----- Data extract -----
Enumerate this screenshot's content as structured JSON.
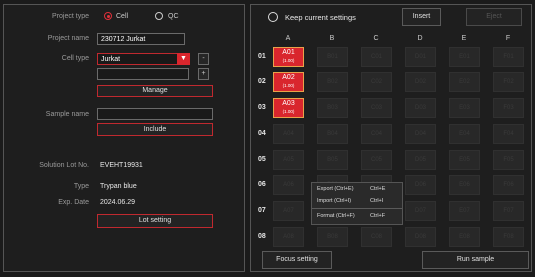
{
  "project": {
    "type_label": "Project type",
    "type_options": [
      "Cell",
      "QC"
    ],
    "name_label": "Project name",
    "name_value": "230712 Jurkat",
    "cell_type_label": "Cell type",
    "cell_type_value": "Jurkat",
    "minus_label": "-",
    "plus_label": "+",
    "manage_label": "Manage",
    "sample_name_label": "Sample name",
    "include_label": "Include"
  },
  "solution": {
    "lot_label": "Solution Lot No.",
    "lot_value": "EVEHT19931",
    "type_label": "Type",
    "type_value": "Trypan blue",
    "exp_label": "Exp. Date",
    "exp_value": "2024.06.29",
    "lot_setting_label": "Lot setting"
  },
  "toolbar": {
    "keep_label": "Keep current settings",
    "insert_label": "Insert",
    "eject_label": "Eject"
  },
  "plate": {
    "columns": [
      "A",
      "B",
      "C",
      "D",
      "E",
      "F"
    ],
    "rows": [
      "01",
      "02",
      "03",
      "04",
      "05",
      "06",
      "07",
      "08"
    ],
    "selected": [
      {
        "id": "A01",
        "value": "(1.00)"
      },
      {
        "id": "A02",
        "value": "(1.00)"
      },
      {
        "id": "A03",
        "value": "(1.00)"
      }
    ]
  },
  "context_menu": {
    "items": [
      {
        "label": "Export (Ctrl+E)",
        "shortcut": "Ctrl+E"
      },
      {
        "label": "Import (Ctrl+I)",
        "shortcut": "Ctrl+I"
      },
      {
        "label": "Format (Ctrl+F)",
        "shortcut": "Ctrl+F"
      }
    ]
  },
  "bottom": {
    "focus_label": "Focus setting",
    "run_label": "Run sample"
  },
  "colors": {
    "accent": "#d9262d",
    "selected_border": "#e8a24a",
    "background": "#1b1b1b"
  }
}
-----
----- Data extract -----
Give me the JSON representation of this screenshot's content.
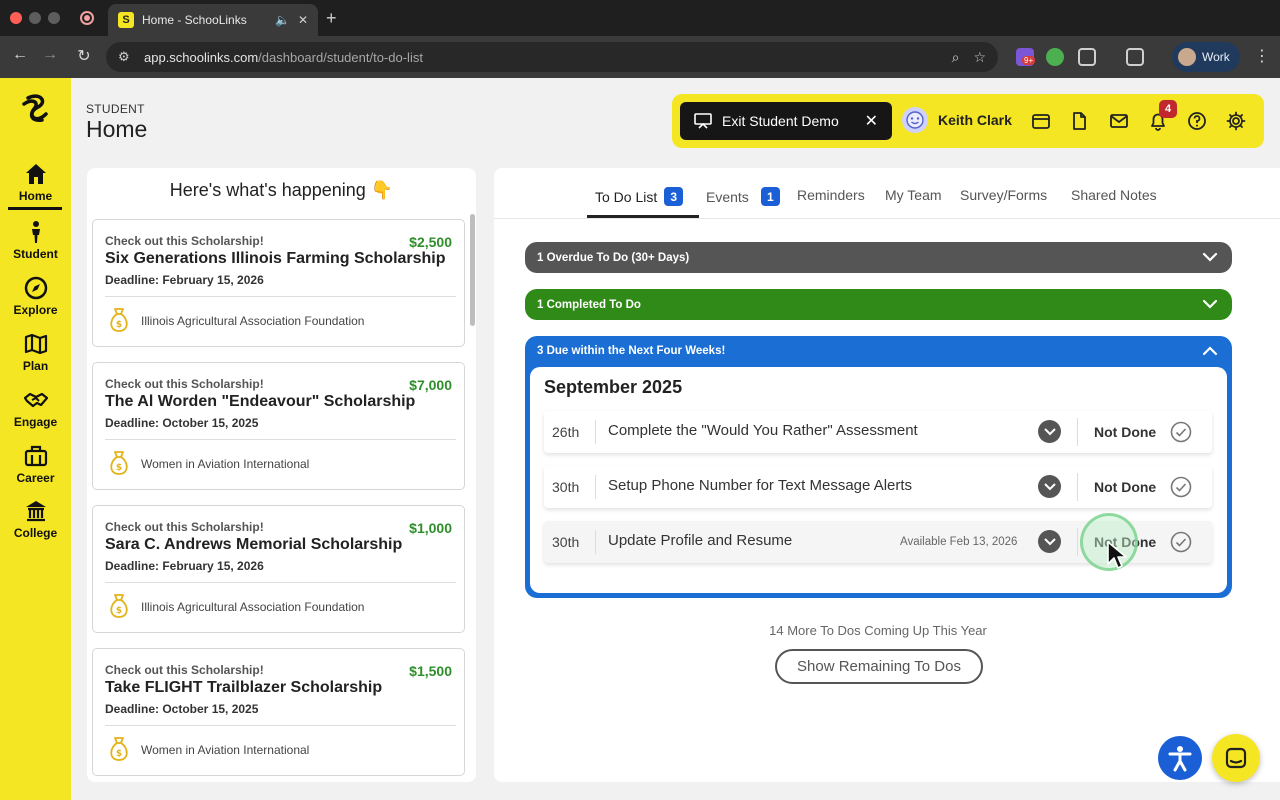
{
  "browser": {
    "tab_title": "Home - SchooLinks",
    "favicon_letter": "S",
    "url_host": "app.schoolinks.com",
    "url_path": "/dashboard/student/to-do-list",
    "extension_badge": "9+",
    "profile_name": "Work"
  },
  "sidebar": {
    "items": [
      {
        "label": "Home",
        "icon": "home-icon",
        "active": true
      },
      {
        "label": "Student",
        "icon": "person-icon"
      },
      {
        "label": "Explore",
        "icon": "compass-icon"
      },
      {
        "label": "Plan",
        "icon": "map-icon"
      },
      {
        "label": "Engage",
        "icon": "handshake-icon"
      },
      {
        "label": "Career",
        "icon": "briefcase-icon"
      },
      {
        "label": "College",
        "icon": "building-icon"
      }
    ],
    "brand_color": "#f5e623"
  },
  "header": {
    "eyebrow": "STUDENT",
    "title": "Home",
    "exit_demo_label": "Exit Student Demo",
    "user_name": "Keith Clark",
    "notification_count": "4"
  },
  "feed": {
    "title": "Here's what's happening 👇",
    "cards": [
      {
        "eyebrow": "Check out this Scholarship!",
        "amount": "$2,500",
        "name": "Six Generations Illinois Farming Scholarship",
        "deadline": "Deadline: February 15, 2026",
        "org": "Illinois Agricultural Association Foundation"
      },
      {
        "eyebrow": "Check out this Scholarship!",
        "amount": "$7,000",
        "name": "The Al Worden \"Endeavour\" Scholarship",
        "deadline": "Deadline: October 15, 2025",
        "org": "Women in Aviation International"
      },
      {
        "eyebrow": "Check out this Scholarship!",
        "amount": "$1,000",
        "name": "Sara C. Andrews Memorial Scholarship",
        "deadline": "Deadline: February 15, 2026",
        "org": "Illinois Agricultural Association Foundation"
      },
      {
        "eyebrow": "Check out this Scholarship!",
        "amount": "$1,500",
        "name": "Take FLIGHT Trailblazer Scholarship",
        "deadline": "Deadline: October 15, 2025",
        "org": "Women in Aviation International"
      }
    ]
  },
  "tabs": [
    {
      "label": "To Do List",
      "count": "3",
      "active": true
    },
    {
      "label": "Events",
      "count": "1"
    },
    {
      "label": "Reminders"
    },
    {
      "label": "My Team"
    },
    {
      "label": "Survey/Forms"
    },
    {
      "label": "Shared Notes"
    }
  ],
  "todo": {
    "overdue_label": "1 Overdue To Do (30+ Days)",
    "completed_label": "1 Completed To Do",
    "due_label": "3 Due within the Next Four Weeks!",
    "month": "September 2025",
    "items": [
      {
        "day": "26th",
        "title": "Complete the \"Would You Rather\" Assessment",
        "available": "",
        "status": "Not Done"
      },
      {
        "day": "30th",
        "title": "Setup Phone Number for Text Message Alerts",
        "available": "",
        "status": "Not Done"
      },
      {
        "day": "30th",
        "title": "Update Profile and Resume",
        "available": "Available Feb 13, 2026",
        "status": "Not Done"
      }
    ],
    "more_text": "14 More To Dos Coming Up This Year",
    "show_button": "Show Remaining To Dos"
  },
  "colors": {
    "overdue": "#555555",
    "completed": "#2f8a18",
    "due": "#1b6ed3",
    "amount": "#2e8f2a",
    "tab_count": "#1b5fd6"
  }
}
-----
# Exercise:
Copy every line that contains the string "Ctrl".

# The reply:
        "label": "Export (Ctrl+E)",
        "shortcut": "Ctrl+E"
        "label": "Import (Ctrl+I)",
        "shortcut": "Ctrl+I"
        "label": "Format (Ctrl+F)",
        "shortcut": "Ctrl+F"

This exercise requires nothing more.